(Dataset items)
--------
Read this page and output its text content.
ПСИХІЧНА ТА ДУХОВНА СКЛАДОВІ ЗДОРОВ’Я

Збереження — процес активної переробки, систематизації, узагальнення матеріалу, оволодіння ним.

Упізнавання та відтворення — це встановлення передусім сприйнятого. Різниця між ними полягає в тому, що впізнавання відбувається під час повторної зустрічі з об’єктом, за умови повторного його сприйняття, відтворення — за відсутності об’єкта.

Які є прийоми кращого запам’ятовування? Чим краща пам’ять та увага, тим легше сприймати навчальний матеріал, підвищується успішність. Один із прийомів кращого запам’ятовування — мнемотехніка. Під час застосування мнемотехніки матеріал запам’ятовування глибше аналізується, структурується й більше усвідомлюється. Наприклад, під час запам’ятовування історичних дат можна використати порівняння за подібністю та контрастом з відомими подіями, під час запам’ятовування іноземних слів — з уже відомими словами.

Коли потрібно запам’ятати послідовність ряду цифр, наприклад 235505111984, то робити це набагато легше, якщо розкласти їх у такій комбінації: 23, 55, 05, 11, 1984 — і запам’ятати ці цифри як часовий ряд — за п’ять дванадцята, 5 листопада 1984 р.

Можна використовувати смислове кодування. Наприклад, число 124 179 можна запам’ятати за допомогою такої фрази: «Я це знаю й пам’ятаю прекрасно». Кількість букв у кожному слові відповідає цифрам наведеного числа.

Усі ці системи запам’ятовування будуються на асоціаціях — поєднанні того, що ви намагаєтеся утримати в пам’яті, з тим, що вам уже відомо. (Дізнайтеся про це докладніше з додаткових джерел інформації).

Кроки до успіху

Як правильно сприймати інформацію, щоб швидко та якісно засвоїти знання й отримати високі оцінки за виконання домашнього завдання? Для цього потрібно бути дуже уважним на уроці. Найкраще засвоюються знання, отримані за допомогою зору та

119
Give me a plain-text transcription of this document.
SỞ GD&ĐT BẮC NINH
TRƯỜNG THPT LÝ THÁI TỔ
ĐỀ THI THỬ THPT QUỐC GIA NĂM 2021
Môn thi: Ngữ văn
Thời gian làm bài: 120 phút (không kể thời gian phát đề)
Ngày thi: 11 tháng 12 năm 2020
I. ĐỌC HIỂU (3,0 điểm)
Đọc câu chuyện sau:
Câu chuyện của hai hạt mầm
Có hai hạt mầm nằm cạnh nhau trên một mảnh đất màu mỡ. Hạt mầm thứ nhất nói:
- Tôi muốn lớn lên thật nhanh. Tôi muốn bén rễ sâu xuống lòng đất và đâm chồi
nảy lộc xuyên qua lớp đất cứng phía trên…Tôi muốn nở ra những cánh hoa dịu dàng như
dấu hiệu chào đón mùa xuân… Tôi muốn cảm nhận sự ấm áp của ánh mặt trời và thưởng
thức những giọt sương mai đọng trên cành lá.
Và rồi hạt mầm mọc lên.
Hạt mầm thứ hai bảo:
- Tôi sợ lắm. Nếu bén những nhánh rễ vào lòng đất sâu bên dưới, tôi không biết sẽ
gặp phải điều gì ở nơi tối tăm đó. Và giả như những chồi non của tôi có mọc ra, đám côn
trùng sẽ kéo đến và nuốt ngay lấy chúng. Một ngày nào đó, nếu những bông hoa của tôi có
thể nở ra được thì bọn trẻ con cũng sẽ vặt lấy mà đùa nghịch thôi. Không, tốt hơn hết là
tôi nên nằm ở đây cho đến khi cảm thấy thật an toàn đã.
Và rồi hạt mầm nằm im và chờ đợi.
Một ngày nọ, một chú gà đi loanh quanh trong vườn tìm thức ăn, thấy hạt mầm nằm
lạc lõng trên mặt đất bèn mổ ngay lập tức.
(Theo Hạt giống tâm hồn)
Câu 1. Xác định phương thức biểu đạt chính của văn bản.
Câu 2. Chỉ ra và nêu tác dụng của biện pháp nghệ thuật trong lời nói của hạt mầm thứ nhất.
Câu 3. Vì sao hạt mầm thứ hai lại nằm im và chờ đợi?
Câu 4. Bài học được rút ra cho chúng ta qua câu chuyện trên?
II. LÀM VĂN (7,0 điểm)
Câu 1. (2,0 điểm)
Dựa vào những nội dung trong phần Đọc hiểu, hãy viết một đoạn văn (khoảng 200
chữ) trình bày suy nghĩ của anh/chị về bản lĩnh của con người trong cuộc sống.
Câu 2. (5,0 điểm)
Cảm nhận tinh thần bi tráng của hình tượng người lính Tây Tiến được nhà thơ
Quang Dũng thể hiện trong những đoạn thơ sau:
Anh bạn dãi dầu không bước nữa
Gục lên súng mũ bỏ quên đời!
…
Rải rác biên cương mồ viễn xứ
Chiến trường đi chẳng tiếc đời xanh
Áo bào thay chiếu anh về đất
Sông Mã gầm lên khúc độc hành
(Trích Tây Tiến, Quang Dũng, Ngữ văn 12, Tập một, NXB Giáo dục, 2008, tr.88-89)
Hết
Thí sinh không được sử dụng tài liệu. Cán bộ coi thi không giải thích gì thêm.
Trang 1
--------
Look over the listing. Pull out every line with the string "text" in it.

THE RESPONSE:
Read this page and output its text content.
Give me a plain-text transcription of this document.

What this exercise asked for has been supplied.